--- Begin Data shown ---

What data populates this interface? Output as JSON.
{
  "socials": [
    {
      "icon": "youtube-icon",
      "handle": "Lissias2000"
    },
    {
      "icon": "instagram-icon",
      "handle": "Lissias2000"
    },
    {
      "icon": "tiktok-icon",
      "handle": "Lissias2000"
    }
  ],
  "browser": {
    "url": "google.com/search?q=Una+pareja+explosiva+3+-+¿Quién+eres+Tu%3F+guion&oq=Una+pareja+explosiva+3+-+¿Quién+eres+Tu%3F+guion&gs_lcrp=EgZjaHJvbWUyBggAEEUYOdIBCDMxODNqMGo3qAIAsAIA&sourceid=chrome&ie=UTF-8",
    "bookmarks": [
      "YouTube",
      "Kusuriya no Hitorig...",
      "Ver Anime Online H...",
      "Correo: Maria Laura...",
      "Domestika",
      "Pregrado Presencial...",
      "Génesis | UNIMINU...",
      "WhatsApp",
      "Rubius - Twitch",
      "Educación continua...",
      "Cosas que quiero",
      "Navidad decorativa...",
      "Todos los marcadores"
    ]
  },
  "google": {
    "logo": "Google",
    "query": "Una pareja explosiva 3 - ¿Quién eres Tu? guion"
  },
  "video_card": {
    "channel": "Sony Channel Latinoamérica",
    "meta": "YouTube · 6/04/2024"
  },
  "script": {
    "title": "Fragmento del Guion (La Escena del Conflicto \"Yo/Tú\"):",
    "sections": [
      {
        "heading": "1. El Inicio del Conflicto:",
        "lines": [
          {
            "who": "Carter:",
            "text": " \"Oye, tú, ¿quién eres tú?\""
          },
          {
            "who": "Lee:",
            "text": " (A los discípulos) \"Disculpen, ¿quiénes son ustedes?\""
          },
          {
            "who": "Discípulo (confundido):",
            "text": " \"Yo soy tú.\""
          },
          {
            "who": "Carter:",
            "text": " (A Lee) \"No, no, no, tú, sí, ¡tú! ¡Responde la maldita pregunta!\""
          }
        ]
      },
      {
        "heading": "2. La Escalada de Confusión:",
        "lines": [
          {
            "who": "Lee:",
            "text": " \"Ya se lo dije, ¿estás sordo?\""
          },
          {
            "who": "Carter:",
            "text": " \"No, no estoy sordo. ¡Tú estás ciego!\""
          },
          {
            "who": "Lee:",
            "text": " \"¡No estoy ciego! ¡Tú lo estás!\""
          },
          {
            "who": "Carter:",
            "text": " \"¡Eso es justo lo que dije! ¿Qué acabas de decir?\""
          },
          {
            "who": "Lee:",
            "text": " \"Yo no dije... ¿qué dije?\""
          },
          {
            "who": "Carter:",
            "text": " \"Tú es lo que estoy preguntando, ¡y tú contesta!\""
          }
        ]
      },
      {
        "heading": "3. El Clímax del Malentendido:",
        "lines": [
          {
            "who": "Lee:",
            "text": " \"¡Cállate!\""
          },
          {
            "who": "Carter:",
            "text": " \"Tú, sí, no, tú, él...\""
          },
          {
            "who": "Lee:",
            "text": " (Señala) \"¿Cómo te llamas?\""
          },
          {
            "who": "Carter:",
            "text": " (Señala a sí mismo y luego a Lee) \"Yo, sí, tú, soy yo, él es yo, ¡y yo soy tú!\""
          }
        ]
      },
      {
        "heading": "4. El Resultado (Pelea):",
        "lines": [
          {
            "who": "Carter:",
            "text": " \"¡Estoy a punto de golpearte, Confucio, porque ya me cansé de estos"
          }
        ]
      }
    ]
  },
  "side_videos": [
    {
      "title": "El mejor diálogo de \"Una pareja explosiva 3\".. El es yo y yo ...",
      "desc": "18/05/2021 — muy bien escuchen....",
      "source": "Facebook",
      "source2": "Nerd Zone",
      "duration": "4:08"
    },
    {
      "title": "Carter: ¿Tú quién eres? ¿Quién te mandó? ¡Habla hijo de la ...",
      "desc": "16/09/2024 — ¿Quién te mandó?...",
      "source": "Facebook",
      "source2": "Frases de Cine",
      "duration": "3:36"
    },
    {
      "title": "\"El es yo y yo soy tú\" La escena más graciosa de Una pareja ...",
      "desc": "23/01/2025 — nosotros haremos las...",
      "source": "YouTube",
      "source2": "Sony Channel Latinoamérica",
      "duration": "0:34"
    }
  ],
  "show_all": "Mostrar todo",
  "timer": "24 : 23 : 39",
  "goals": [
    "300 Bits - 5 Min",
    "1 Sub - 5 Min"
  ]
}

--- End Data shown ---

Pick out all the lines with the word "pareja" in them and copy them.

» Reply to the exercise
    "url": "google.com/search?q=Una+pareja+explosiva+3+-+¿Quién+eres+Tu%3F+guion&oq=Una+pareja+explosiva+3+-+¿Quién+eres+Tu%3F+guion&gs_lcrp=EgZjaHJvbWUyBggAEEUYOdIBCDMxODNqMGo3qAIAsAIA&sourceid=chrome&ie=UTF-8",
    "query": "Una pareja explosiva 3 - ¿Quién eres Tu? guion"
      "title": "El mejor diálogo de \"Una pareja explosiva 3\".. El es yo y yo ...",
      "title": "\"El es yo y yo soy tú\" La escena más graciosa de Una pareja ...",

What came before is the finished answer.